**What is asked**. Write out the data below in full, unchanged, minus the images.

Data records:
## Begin
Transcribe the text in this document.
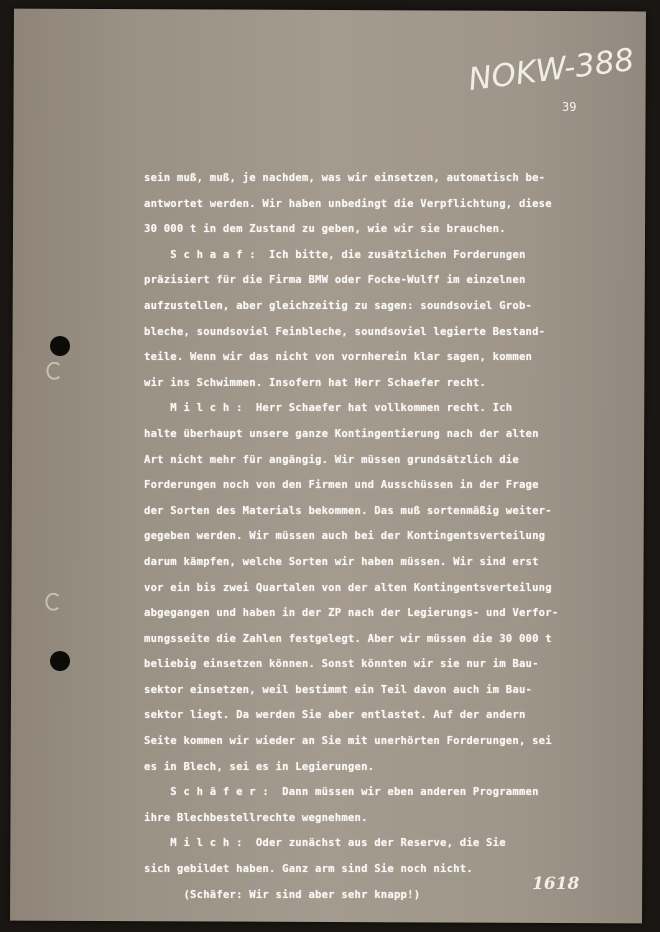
NOKW-388
39
sein muß, muß, je nachdem, was wir einsetzen, automatisch be-
antwortet werden. Wir haben unbedingt die Verpflichtung, diese
30 000 t in dem Zustand zu geben, wie wir sie brauchen.
S c h a a f :  Ich bitte, die zusätzlichen Forderungen
präzisiert für die Firma BMW oder Focke-Wulff im einzelnen
aufzustellen, aber gleichzeitig zu sagen: soundsoviel Grob-
bleche, soundsoviel Feinbleche, soundsoviel legierte Bestand-
teile. Wenn wir das nicht von vornherein klar sagen, kommen
wir ins Schwimmen. Insofern hat Herr Schaefer recht.
M i l c h :  Herr Schaefer hat vollkommen recht. Ich
halte überhaupt unsere ganze Kontingentierung nach der alten
Art nicht mehr für angängig. Wir müssen grundsätzlich die
Forderungen noch von den Firmen und Ausschüssen in der Frage
der Sorten des Materials bekommen. Das muß sortenmäßig weiter-
gegeben werden. Wir müssen auch bei der Kontingentsverteilung
darum kämpfen, welche Sorten wir haben müssen. Wir sind erst
vor ein bis zwei Quartalen von der alten Kontingentsverteilung
abgegangen und haben in der ZP nach der Legierungs- und Verfor-
mungsseite die Zahlen festgelegt. Aber wir müssen die 30 000 t
beliebig einsetzen können. Sonst könnten wir sie nur im Bau-
sektor einsetzen, weil bestimmt ein Teil davon auch im Bau-
sektor liegt. Da werden Sie aber entlastet. Auf der andern
Seite kommen wir wieder an Sie mit unerhörten Forderungen, sei
es in Blech, sei es in Legierungen.
S c h ä f e r :  Dann müssen wir eben anderen Programmen
ihre Blechbestellrechte wegnehmen.
M i l c h :  Oder zunächst aus der Reserve, die Sie
sich gebildet haben. Ganz arm sind Sie noch nicht.
(Schäfer: Wir sind aber sehr knapp!)
1618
## End
**Problem solution**.
Transcribe the text in this document.
NOKW-388
39
sein muß, muß, je nachdem, was wir einsetzen, automatisch be-
antwortet werden. Wir haben unbedingt die Verpflichtung, diese
30 000 t in dem Zustand zu geben, wie wir sie brauchen.
S c h a a f :  Ich bitte, die zusätzlichen Forderungen
präzisiert für die Firma BMW oder Focke-Wulff im einzelnen
aufzustellen, aber gleichzeitig zu sagen: soundsoviel Grob-
bleche, soundsoviel Feinbleche, soundsoviel legierte Bestand-
teile. Wenn wir das nicht von vornherein klar sagen, kommen
wir ins Schwimmen. Insofern hat Herr Schaefer recht.
M i l c h :  Herr Schaefer hat vollkommen recht. Ich
halte überhaupt unsere ganze Kontingentierung nach der alten
Art nicht mehr für angängig. Wir müssen grundsätzlich die
Forderungen noch von den Firmen und Ausschüssen in der Frage
der Sorten des Materials bekommen. Das muß sortenmäßig weiter-
gegeben werden. Wir müssen auch bei der Kontingentsverteilung
darum kämpfen, welche Sorten wir haben müssen. Wir sind erst
vor ein bis zwei Quartalen von der alten Kontingentsverteilung
abgegangen und haben in der ZP nach der Legierungs- und Verfor-
mungsseite die Zahlen festgelegt. Aber wir müssen die 30 000 t
beliebig einsetzen können. Sonst könnten wir sie nur im Bau-
sektor einsetzen, weil bestimmt ein Teil davon auch im Bau-
sektor liegt. Da werden Sie aber entlastet. Auf der andern
Seite kommen wir wieder an Sie mit unerhörten Forderungen, sei
es in Blech, sei es in Legierungen.
S c h ä f e r :  Dann müssen wir eben anderen Programmen
ihre Blechbestellrechte wegnehmen.
M i l c h :  Oder zunächst aus der Reserve, die Sie
sich gebildet haben. Ganz arm sind Sie noch nicht.
(Schäfer: Wir sind aber sehr knapp!)
1618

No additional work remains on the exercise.